Objective. Can you output the records below exactly as they are written?

*-*-*

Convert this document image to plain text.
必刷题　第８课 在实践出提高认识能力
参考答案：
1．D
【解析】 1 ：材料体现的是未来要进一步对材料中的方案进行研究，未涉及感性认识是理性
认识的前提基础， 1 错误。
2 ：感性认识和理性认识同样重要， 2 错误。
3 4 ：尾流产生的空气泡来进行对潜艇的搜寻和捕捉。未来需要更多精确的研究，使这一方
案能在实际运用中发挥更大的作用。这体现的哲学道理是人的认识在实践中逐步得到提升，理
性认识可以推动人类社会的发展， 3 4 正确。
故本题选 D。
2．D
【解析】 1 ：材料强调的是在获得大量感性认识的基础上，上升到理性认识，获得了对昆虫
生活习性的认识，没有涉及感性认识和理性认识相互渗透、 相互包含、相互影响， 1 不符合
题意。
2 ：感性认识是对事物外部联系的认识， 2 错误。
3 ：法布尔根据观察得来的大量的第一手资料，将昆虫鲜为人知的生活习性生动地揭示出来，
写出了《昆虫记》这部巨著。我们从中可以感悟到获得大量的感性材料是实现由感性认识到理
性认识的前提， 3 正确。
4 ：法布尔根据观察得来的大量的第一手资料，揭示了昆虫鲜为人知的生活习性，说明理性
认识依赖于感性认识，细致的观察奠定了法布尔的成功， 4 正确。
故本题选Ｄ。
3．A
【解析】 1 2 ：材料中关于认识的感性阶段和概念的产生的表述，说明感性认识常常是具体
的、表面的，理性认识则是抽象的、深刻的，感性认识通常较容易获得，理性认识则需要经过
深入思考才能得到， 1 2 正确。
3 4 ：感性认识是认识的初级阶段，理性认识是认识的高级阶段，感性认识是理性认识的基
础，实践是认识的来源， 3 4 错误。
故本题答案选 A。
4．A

*-*-*

Task answer.
Convert this document image to plain text.
必刷题　第８课 在实践出提高认识能力
参考答案：
1．D
【解析】 1 ：材料体现的是未来要进一步对材料中的方案进行研究，未涉及感性认识是理性
认识的前提基础， 1 错误。
2 ：感性认识和理性认识同样重要， 2 错误。
3 4 ：尾流产生的空气泡来进行对潜艇的搜寻和捕捉。未来需要更多精确的研究，使这一方
案能在实际运用中发挥更大的作用。这体现的哲学道理是人的认识在实践中逐步得到提升，理
性认识可以推动人类社会的发展， 3 4 正确。
故本题选 D。
2．D
【解析】 1 ：材料强调的是在获得大量感性认识的基础上，上升到理性认识，获得了对昆虫
生活习性的认识，没有涉及感性认识和理性认识相互渗透、 相互包含、相互影响， 1 不符合
题意。
2 ：感性认识是对事物外部联系的认识， 2 错误。
3 ：法布尔根据观察得来的大量的第一手资料，将昆虫鲜为人知的生活习性生动地揭示出来，
写出了《昆虫记》这部巨著。我们从中可以感悟到获得大量的感性材料是实现由感性认识到理
性认识的前提， 3 正确。
4 ：法布尔根据观察得来的大量的第一手资料，揭示了昆虫鲜为人知的生活习性，说明理性
认识依赖于感性认识，细致的观察奠定了法布尔的成功， 4 正确。
故本题选Ｄ。
3．A
【解析】 1 2 ：材料中关于认识的感性阶段和概念的产生的表述，说明感性认识常常是具体
的、表面的，理性认识则是抽象的、深刻的，感性认识通常较容易获得，理性认识则需要经过
深入思考才能得到， 1 2 正确。
3 4 ：感性认识是认识的初级阶段，理性认识是认识的高级阶段，感性认识是理性认识的基
础，实践是认识的来源， 3 4 错误。
故本题答案选 A。
4．A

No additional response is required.